From the listing below, extract every line in which the word "Output" appears.

_Dataset extract_:

━━━━━━━━━━━━━━━━━━━━━━━━━━━━━━

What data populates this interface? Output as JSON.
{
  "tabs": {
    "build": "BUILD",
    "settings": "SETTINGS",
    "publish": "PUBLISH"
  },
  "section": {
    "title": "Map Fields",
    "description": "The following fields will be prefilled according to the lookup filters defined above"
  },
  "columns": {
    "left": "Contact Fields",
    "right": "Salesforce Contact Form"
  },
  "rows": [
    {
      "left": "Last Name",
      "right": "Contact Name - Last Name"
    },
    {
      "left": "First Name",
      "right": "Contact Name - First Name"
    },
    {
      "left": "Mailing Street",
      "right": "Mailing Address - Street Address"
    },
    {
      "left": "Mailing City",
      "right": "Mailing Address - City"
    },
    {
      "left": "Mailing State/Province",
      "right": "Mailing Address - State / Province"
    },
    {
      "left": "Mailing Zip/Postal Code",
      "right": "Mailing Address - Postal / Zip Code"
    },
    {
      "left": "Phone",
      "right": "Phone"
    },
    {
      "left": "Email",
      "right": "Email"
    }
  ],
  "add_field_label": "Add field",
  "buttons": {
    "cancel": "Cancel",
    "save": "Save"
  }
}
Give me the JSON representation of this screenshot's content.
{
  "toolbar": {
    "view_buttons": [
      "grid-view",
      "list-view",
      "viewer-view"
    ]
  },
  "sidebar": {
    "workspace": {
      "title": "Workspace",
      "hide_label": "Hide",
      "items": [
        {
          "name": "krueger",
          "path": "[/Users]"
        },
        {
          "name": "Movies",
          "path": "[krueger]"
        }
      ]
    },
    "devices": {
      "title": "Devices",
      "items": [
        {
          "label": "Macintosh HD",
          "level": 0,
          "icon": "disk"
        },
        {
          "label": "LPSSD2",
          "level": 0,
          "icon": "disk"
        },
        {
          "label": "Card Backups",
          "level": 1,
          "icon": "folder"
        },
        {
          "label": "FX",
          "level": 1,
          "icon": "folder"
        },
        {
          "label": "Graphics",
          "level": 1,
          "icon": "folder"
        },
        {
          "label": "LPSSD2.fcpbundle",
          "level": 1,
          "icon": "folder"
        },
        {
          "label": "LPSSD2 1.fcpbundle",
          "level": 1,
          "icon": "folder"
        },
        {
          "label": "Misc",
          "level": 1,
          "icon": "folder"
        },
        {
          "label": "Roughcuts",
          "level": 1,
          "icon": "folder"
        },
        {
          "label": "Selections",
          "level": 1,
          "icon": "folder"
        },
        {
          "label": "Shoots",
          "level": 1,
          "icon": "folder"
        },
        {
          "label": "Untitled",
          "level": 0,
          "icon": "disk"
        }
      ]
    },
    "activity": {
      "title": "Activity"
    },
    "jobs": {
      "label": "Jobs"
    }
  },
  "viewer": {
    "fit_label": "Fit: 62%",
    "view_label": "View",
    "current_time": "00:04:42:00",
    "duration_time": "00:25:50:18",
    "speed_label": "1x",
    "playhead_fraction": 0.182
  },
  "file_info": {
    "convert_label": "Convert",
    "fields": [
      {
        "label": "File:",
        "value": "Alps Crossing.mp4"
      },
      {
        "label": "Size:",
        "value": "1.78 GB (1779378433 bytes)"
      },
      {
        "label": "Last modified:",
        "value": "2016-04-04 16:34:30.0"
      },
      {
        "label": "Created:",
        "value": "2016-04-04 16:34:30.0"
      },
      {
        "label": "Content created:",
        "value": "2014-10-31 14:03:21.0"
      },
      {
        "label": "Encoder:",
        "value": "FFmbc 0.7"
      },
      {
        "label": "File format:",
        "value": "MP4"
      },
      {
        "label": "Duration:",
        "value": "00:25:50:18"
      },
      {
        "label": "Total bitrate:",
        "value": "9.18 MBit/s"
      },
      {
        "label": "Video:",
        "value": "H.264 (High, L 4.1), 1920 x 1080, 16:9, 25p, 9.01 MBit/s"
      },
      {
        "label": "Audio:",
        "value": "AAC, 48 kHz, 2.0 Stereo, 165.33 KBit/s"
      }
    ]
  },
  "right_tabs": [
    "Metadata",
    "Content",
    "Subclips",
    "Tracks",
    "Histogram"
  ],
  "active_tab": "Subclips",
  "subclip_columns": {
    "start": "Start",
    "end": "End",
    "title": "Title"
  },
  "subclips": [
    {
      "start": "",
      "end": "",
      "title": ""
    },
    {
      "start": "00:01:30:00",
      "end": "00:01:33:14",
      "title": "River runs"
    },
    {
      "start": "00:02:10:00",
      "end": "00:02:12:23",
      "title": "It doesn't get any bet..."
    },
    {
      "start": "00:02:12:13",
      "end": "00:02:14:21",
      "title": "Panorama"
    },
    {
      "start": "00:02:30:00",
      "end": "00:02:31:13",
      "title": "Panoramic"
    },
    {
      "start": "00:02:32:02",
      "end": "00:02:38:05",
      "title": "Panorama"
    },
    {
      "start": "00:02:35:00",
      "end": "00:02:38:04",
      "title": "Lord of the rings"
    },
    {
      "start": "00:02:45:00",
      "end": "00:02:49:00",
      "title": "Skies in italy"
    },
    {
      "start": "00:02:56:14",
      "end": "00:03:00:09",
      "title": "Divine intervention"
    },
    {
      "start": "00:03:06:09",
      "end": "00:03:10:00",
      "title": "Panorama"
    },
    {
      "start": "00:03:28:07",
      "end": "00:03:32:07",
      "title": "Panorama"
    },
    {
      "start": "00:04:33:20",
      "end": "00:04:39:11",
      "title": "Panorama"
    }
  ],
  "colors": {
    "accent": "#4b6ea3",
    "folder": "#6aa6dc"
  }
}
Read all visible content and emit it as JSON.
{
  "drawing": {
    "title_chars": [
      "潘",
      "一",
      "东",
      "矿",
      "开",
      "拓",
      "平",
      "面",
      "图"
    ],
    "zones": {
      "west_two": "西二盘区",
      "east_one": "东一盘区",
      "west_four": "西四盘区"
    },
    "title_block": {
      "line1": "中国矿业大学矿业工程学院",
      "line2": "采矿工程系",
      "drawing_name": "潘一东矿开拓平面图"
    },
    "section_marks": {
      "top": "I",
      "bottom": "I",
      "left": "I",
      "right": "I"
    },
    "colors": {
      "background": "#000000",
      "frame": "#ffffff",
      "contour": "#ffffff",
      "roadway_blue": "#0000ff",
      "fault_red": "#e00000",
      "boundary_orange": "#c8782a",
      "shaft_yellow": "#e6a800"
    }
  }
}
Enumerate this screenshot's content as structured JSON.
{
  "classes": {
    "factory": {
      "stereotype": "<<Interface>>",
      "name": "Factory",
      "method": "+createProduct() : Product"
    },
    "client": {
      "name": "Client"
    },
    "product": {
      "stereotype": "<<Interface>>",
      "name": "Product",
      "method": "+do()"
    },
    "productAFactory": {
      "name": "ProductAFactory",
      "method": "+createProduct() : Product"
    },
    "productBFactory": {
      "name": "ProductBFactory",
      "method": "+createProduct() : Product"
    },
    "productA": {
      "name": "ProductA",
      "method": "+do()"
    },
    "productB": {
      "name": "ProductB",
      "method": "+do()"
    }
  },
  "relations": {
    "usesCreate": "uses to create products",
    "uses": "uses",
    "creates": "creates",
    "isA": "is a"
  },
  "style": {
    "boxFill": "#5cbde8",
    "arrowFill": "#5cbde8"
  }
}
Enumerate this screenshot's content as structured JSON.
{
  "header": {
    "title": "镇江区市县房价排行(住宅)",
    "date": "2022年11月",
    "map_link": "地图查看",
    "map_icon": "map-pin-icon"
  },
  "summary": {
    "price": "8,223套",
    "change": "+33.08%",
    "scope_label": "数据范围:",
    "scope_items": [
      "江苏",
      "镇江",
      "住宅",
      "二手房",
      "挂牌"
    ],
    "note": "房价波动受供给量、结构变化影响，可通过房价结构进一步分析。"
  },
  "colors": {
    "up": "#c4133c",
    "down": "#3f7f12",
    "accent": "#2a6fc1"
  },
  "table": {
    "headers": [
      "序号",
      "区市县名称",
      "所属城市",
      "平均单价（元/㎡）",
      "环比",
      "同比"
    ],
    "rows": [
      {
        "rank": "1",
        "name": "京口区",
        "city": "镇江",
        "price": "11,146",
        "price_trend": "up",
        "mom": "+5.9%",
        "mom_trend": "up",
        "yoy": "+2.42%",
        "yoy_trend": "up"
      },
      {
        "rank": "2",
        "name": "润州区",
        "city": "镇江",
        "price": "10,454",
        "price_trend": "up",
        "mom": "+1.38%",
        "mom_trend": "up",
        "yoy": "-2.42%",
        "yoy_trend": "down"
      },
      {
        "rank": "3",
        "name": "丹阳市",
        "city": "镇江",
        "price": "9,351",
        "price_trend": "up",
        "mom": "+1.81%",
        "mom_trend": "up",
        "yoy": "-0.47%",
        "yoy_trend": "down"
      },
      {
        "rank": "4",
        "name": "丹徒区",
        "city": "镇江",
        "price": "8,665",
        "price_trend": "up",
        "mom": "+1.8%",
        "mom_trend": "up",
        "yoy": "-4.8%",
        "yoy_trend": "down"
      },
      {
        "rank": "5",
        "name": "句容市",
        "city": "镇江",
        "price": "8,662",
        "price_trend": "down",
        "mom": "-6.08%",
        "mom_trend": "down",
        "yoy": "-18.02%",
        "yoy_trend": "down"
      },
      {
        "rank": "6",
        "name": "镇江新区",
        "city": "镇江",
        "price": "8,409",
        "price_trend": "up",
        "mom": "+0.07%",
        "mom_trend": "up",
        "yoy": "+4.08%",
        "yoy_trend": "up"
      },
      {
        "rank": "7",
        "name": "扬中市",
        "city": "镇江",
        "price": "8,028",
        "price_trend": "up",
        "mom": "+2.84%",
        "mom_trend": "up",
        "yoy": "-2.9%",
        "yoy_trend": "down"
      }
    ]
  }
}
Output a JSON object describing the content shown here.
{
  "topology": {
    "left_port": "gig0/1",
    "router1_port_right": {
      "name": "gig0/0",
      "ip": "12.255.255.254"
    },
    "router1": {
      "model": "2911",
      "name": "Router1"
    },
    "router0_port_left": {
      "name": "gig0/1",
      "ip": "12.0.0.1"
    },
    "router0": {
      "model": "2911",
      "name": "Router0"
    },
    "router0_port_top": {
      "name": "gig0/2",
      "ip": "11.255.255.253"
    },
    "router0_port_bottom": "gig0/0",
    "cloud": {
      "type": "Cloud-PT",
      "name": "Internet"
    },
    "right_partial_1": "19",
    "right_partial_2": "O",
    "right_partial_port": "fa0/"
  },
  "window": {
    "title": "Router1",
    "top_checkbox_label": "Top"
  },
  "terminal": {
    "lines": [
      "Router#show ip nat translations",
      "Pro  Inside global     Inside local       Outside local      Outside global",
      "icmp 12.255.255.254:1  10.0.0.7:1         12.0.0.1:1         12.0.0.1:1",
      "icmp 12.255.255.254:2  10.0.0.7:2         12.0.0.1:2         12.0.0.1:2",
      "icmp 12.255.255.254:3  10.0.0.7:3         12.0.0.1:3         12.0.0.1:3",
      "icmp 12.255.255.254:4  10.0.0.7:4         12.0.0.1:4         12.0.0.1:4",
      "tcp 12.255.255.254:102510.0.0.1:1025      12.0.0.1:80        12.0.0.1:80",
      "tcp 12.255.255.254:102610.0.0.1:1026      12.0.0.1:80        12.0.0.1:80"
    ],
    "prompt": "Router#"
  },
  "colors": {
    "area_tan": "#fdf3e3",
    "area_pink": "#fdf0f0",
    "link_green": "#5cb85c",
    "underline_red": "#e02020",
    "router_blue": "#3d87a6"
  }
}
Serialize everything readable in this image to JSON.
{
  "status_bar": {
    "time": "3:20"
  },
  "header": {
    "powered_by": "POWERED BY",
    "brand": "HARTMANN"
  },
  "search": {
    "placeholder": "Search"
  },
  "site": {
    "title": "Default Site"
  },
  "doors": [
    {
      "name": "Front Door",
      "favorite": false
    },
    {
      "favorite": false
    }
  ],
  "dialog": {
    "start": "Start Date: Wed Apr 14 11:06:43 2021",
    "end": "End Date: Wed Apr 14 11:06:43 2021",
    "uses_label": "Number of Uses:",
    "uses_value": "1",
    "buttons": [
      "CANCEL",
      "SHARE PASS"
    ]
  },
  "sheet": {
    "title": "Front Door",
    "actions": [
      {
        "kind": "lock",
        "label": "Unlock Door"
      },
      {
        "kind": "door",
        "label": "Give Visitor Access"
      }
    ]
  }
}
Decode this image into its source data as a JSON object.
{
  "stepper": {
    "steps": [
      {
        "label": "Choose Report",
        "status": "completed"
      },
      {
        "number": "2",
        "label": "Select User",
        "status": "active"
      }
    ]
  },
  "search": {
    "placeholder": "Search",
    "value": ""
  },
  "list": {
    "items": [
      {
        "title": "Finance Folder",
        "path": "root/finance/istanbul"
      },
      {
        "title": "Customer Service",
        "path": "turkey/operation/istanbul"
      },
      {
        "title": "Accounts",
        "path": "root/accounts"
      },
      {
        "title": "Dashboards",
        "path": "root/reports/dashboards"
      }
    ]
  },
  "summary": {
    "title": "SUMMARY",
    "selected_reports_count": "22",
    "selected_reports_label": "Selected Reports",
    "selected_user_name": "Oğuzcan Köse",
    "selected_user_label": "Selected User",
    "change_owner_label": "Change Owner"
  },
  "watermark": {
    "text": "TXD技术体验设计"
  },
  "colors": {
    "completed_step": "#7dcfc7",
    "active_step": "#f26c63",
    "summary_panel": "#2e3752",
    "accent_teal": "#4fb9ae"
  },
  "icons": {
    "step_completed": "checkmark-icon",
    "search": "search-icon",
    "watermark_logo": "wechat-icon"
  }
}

━━━━━━━━━━━━━━━━━━━━━━━━━━━━━━

_Solution to this problem_:
What data populates this interface? Output as JSON.
Output a JSON object describing the content shown here.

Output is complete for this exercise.